Items listed in a dataset:
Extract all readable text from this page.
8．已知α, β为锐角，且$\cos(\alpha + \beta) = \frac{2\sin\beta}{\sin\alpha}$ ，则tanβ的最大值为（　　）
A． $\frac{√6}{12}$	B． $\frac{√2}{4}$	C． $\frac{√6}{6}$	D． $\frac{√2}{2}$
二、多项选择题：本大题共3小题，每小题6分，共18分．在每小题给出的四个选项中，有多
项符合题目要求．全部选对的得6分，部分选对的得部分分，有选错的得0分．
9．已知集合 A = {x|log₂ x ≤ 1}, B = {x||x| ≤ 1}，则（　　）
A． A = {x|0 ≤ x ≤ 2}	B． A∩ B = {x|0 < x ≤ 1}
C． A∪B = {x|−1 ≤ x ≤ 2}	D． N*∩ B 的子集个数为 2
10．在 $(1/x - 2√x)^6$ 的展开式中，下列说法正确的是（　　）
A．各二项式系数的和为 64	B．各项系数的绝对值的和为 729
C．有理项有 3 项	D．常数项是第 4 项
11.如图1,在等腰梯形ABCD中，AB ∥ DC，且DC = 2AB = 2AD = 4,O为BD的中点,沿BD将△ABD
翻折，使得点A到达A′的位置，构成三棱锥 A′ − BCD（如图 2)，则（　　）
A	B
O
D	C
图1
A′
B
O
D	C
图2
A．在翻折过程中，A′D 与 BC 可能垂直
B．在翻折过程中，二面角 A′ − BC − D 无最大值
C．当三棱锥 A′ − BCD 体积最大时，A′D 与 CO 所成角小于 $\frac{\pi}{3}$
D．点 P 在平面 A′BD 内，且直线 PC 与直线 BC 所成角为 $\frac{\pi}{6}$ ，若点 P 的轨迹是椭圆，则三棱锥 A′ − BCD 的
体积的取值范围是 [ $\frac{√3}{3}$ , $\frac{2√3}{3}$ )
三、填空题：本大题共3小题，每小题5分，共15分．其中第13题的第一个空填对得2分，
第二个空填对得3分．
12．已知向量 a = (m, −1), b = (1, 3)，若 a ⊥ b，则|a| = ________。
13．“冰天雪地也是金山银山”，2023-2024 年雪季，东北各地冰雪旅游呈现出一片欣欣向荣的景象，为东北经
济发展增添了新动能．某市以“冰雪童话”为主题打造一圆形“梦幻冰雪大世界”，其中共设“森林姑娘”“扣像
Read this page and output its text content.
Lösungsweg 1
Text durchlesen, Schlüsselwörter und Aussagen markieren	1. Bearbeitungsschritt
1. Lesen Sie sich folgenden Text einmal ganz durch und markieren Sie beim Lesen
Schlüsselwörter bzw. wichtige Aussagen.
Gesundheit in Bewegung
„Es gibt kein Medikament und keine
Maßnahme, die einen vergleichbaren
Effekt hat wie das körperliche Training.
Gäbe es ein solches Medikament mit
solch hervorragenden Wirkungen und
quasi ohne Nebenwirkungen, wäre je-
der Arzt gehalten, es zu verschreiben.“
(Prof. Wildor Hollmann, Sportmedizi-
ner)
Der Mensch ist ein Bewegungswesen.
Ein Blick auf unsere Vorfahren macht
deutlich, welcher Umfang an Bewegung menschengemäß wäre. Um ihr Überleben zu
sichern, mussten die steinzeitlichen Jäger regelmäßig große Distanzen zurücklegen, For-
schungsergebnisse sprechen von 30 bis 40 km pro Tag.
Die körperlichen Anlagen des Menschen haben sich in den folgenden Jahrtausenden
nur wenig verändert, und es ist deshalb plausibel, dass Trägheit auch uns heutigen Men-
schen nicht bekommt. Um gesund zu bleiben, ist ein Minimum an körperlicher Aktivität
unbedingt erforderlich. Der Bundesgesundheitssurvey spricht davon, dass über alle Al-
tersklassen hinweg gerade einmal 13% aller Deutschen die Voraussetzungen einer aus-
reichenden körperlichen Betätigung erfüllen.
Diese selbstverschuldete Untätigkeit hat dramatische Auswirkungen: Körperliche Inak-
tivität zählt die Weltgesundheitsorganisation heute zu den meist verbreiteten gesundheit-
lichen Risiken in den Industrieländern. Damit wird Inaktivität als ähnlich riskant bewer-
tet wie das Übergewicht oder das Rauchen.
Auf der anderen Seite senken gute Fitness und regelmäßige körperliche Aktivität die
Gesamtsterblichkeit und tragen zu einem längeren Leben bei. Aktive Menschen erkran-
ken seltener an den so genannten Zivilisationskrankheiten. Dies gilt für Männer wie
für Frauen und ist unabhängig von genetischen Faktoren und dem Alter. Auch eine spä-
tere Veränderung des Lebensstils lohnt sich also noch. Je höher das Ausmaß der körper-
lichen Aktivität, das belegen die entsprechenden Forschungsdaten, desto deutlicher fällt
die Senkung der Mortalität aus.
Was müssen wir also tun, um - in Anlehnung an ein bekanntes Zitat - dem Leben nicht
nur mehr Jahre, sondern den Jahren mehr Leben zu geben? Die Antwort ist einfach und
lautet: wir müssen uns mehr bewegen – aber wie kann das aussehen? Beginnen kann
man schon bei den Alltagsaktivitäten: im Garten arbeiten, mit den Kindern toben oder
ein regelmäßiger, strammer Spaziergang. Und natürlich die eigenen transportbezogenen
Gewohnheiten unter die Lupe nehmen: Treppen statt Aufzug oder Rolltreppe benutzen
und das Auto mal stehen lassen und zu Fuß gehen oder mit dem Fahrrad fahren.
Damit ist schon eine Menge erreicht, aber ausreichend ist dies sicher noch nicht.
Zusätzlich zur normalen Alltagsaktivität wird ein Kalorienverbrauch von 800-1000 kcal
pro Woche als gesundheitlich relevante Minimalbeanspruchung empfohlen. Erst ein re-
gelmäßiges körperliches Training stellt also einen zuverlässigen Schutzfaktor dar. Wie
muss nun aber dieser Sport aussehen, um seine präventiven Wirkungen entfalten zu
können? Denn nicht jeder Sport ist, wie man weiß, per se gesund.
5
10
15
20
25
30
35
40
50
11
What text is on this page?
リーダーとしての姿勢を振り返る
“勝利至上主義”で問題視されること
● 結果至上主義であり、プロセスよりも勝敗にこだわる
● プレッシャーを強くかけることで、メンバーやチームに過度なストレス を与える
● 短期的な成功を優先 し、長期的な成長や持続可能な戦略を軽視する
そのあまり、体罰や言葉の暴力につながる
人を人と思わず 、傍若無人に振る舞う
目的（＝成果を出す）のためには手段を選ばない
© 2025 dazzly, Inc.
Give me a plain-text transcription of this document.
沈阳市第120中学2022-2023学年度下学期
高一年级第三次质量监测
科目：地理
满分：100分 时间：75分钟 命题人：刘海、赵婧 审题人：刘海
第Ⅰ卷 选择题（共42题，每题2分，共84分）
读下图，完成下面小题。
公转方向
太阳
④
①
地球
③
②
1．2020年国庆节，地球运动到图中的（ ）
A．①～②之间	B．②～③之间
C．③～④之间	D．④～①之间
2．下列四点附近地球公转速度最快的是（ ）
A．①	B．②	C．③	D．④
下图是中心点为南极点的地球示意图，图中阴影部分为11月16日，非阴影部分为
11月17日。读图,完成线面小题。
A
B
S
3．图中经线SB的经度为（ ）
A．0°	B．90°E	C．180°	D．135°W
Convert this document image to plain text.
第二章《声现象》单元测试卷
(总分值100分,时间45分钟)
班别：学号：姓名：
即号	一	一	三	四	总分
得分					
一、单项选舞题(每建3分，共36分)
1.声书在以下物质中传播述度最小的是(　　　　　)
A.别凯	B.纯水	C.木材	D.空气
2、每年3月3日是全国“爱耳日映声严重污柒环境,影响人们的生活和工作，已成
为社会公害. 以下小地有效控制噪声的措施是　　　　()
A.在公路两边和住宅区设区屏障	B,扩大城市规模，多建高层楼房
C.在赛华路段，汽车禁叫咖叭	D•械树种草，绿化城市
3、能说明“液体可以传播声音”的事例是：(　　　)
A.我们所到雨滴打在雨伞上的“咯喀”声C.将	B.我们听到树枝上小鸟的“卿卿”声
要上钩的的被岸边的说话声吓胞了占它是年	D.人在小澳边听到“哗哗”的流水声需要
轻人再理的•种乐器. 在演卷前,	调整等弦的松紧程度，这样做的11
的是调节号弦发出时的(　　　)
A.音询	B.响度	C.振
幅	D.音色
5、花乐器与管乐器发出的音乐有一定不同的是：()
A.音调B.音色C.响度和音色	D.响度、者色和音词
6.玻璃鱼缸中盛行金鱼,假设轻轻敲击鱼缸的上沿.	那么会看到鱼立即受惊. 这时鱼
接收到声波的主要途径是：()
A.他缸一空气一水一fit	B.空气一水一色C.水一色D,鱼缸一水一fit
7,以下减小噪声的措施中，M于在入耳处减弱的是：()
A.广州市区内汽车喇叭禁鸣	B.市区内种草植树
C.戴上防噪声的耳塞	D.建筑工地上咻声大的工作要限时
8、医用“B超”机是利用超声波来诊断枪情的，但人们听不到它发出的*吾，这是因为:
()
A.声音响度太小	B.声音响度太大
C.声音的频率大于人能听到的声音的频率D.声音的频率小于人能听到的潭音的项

*BRIEF*. Take the lines from the one containing "Convert this document image to plain text." to the last line of the material above and write them out exactly.

*RIGHT ANSWER*.
Convert this document image to plain text.
第二章《声现象》单元测试卷
(总分值100分,时间45分钟)
班别：学号：姓名：
即号	一	一	三	四	总分
得分					
一、单项选舞题(每建3分，共36分)
1.声书在以下物质中传播述度最小的是(　　　　　)
A.别凯	B.纯水	C.木材	D.空气
2、每年3月3日是全国“爱耳日映声严重污柒环境,影响人们的生活和工作，已成
为社会公害. 以下小地有效控制噪声的措施是　　　　()
A.在公路两边和住宅区设区屏障	B,扩大城市规模，多建高层楼房
C.在赛华路段，汽车禁叫咖叭	D•械树种草，绿化城市
3、能说明“液体可以传播声音”的事例是：(　　　)
A.我们所到雨滴打在雨伞上的“咯喀”声C.将	B.我们听到树枝上小鸟的“卿卿”声
要上钩的的被岸边的说话声吓胞了占它是年	D.人在小澳边听到“哗哗”的流水声需要
轻人再理的•种乐器. 在演卷前,	调整等弦的松紧程度，这样做的11
的是调节号弦发出时的(　　　)
A.音询	B.响度	C.振
幅	D.音色
5、花乐器与管乐器发出的音乐有一定不同的是：()
A.音调B.音色C.响度和音色	D.响度、者色和音词
6.玻璃鱼缸中盛行金鱼,假设轻轻敲击鱼缸的上沿.	那么会看到鱼立即受惊. 这时鱼
接收到声波的主要途径是：()
A.他缸一空气一水一fit	B.空气一水一色C.水一色D,鱼缸一水一fit
7,以下减小噪声的措施中，M于在入耳处减弱的是：()
A.广州市区内汽车喇叭禁鸣	B.市区内种草植树
C.戴上防噪声的耳塞	D.建筑工地上咻声大的工作要限时
8、医用“B超”机是利用超声波来诊断枪情的，但人们听不到它发出的*吾，这是因为:
()
A.声音响度太小	B.声音响度太大
C.声音的频率大于人能听到的声音的频率D.声音的频率小于人能听到的潭音的项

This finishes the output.